- TASK STATEMENT -
Count how many lines in this material contain "Education". The answer is that number alone.

- RECORDS FOR PROCESSING -
════════════════

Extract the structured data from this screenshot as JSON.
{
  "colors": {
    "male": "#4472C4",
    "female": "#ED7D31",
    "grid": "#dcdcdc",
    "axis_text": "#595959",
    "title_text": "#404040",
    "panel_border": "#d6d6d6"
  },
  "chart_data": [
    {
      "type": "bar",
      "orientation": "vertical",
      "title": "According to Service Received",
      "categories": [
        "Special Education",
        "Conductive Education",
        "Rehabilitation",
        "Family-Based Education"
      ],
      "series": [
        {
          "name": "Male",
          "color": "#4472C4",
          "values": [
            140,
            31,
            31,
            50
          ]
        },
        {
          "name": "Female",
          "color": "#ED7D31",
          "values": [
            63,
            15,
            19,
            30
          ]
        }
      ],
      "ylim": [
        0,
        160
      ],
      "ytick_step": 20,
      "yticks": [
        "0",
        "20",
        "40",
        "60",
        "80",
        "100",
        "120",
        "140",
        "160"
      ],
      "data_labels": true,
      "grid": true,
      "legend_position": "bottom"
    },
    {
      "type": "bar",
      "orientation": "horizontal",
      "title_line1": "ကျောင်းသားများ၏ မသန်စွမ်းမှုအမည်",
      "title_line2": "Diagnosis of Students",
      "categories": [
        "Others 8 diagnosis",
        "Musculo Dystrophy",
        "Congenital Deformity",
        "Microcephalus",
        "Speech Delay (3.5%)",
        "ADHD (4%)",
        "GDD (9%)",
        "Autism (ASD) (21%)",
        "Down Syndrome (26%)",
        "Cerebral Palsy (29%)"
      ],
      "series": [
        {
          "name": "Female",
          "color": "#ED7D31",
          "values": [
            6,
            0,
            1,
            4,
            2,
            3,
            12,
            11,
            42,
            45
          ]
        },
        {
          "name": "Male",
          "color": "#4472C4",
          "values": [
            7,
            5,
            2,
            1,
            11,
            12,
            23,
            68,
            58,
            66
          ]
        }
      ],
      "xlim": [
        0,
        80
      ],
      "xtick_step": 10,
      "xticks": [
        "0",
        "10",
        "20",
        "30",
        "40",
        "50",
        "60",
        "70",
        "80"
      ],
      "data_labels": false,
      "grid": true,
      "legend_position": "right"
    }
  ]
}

════════════════

- COMPLETED TASK -
3